» WORK INSTRUCTIONS: It is required that all of the data be written out exactly.

» ENTRIES SUPPLIED:
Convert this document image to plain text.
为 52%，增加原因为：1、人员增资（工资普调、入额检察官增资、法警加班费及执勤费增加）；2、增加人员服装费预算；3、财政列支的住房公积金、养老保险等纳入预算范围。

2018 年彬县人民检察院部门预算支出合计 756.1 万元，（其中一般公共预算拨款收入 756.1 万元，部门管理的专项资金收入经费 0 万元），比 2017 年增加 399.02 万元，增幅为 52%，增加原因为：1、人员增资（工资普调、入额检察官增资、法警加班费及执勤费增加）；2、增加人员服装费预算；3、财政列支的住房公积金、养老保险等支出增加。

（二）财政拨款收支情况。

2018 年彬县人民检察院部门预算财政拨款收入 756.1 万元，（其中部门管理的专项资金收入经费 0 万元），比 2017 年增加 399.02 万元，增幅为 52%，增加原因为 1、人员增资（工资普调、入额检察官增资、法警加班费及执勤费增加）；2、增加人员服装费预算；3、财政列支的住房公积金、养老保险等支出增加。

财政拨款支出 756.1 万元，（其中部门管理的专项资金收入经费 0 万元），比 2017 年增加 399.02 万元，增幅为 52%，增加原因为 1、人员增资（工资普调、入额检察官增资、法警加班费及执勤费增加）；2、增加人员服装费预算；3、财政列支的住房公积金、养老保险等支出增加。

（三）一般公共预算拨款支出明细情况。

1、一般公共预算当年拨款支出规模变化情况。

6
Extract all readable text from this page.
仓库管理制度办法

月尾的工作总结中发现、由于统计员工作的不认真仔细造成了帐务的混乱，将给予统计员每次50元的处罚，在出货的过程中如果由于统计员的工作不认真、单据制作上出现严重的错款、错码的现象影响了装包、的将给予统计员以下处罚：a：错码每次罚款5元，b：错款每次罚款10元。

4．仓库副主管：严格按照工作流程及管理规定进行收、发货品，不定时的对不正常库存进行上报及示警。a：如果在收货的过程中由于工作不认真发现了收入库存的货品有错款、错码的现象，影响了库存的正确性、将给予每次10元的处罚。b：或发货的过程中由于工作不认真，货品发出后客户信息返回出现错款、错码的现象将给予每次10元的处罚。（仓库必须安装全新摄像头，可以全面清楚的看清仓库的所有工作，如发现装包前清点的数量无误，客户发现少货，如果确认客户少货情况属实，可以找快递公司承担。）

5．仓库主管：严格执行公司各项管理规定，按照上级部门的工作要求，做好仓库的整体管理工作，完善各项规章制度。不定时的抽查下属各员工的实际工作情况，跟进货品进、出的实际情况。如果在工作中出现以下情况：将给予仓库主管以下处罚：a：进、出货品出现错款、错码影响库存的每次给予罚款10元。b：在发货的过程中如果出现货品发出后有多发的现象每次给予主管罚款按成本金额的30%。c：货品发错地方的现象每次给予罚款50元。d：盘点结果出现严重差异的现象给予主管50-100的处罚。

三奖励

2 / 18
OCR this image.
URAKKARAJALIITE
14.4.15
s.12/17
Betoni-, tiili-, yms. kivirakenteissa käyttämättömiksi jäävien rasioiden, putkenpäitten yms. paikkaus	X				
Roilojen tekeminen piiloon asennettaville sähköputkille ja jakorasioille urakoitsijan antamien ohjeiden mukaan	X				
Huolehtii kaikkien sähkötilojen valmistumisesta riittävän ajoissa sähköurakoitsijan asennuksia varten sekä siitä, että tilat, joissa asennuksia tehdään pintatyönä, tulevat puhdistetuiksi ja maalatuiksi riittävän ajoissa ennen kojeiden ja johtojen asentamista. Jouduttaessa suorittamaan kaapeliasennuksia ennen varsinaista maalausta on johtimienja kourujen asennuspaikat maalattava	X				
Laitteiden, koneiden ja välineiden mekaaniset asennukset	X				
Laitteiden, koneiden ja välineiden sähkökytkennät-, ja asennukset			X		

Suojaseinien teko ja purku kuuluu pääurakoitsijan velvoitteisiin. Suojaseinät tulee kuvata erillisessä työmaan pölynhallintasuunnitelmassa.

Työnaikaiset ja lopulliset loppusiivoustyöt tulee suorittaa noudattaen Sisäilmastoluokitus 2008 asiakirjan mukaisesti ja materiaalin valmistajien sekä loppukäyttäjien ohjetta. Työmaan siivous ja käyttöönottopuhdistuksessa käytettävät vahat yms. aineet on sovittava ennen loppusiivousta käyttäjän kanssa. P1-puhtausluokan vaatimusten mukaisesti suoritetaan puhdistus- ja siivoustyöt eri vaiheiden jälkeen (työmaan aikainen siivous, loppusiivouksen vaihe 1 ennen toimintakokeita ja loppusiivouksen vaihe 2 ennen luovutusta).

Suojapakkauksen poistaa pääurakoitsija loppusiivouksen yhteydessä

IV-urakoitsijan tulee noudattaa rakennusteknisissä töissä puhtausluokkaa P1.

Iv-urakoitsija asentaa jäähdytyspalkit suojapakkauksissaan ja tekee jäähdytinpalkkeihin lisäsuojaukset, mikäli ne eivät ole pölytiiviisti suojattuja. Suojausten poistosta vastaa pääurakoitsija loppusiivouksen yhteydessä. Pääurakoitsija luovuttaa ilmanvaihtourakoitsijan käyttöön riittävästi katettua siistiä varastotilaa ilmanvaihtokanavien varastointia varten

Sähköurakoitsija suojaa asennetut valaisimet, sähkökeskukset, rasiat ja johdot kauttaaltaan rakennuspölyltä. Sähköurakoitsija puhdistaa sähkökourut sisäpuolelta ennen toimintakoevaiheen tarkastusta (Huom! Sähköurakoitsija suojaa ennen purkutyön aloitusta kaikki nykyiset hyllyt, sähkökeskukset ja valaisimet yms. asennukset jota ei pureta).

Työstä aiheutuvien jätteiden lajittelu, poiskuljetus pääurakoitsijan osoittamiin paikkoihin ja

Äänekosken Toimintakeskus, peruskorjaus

» TASK RESULT:
Convert this document image to plain text.
为 52%，增加原因为：1、人员增资（工资普调、入额检察官增资、法警加班费及执勤费增加）；2、增加人员服装费预算；3、财政列支的住房公积金、养老保险等纳入预算范围。

2018 年彬县人民检察院部门预算支出合计 756.1 万元，（其中一般公共预算拨款收入 756.1 万元，部门管理的专项资金收入经费 0 万元），比 2017 年增加 399.02 万元，增幅为 52%，增加原因为：1、人员增资（工资普调、入额检察官增资、法警加班费及执勤费增加）；2、增加人员服装费预算；3、财政列支的住房公积金、养老保险等支出增加。

（二）财政拨款收支情况。

2018 年彬县人民检察院部门预算财政拨款收入 756.1 万元，（其中部门管理的专项资金收入经费 0 万元），比 2017 年增加 399.02 万元，增幅为 52%，增加原因为 1、人员增资（工资普调、入额检察官增资、法警加班费及执勤费增加）；2、增加人员服装费预算；3、财政列支的住房公积金、养老保险等支出增加。

财政拨款支出 756.1 万元，（其中部门管理的专项资金收入经费 0 万元），比 2017 年增加 399.02 万元，增幅为 52%，增加原因为 1、人员增资（工资普调、入额检察官增资、法警加班费及执勤费增加）；2、增加人员服装费预算；3、财政列支的住房公积金、养老保险等支出增加。

（三）一般公共预算拨款支出明细情况。

1、一般公共预算当年拨款支出规模变化情况。

6
Extract all readable text from this page.
仓库管理制度办法

月尾的工作总结中发现、由于统计员工作的不认真仔细造成了帐务的混乱，将给予统计员每次50元的处罚，在出货的过程中如果由于统计员的工作不认真、单据制作上出现严重的错款、错码的现象影响了装包、的将给予统计员以下处罚：a：错码每次罚款5元，b：错款每次罚款10元。

4．仓库副主管：严格按照工作流程及管理规定进行收、发货品，不定时的对不正常库存进行上报及示警。a：如果在收货的过程中由于工作不认真发现了收入库存的货品有错款、错码的现象，影响了库存的正确性、将给予每次10元的处罚。b：或发货的过程中由于工作不认真，货品发出后客户信息返回出现错款、错码的现象将给予每次10元的处罚。（仓库必须安装全新摄像头，可以全面清楚的看清仓库的所有工作，如发现装包前清点的数量无误，客户发现少货，如果确认客户少货情况属实，可以找快递公司承担。）

5．仓库主管：严格执行公司各项管理规定，按照上级部门的工作要求，做好仓库的整体管理工作，完善各项规章制度。不定时的抽查下属各员工的实际工作情况，跟进货品进、出的实际情况。如果在工作中出现以下情况：将给予仓库主管以下处罚：a：进、出货品出现错款、错码影响库存的每次给予罚款10元。b：在发货的过程中如果出现货品发出后有多发的现象每次给予主管罚款按成本金额的30%。c：货品发错地方的现象每次给予罚款50元。d：盘点结果出现严重差异的现象给予主管50-100的处罚。

三奖励

2 / 18
OCR this image.
URAKKARAJALIITE
14.4.15
s.12/17
Betoni-, tiili-, yms. kivirakenteissa käyttämättömiksi jäävien rasioiden, putkenpäitten yms. paikkaus	X				
Roilojen tekeminen piiloon asennettaville sähköputkille ja jakorasioille urakoitsijan antamien ohjeiden mukaan	X				
Huolehtii kaikkien sähkötilojen valmistumisesta riittävän ajoissa sähköurakoitsijan asennuksia varten sekä siitä, että tilat, joissa asennuksia tehdään pintatyönä, tulevat puhdistetuiksi ja maalatuiksi riittävän ajoissa ennen kojeiden ja johtojen asentamista. Jouduttaessa suorittamaan kaapeliasennuksia ennen varsinaista maalausta on johtimienja kourujen asennuspaikat maalattava	X				
Laitteiden, koneiden ja välineiden mekaaniset asennukset	X				
Laitteiden, koneiden ja välineiden sähkökytkennät-, ja asennukset			X		

Suojaseinien teko ja purku kuuluu pääurakoitsijan velvoitteisiin. Suojaseinät tulee kuvata erillisessä työmaan pölynhallintasuunnitelmassa.

Työnaikaiset ja lopulliset loppusiivoustyöt tulee suorittaa noudattaen Sisäilmastoluokitus 2008 asiakirjan mukaisesti ja materiaalin valmistajien sekä loppukäyttäjien ohjetta. Työmaan siivous ja käyttöönottopuhdistuksessa käytettävät vahat yms. aineet on sovittava ennen loppusiivousta käyttäjän kanssa. P1-puhtausluokan vaatimusten mukaisesti suoritetaan puhdistus- ja siivoustyöt eri vaiheiden jälkeen (työmaan aikainen siivous, loppusiivouksen vaihe 1 ennen toimintakokeita ja loppusiivouksen vaihe 2 ennen luovutusta).

Suojapakkauksen poistaa pääurakoitsija loppusiivouksen yhteydessä

IV-urakoitsijan tulee noudattaa rakennusteknisissä töissä puhtausluokkaa P1.

Iv-urakoitsija asentaa jäähdytyspalkit suojapakkauksissaan ja tekee jäähdytinpalkkeihin lisäsuojaukset, mikäli ne eivät ole pölytiiviisti suojattuja. Suojausten poistosta vastaa pääurakoitsija loppusiivouksen yhteydessä. Pääurakoitsija luovuttaa ilmanvaihtourakoitsijan käyttöön riittävästi katettua siistiä varastotilaa ilmanvaihtokanavien varastointia varten

Sähköurakoitsija suojaa asennetut valaisimet, sähkökeskukset, rasiat ja johdot kauttaaltaan rakennuspölyltä. Sähköurakoitsija puhdistaa sähkökourut sisäpuolelta ennen toimintakoevaiheen tarkastusta (Huom! Sähköurakoitsija suojaa ennen purkutyön aloitusta kaikki nykyiset hyllyt, sähkökeskukset ja valaisimet yms. asennukset jota ei pureta).

Työstä aiheutuvien jätteiden lajittelu, poiskuljetus pääurakoitsijan osoittamiin paikkoihin ja

Äänekosken Toimintakeskus, peruskorjaus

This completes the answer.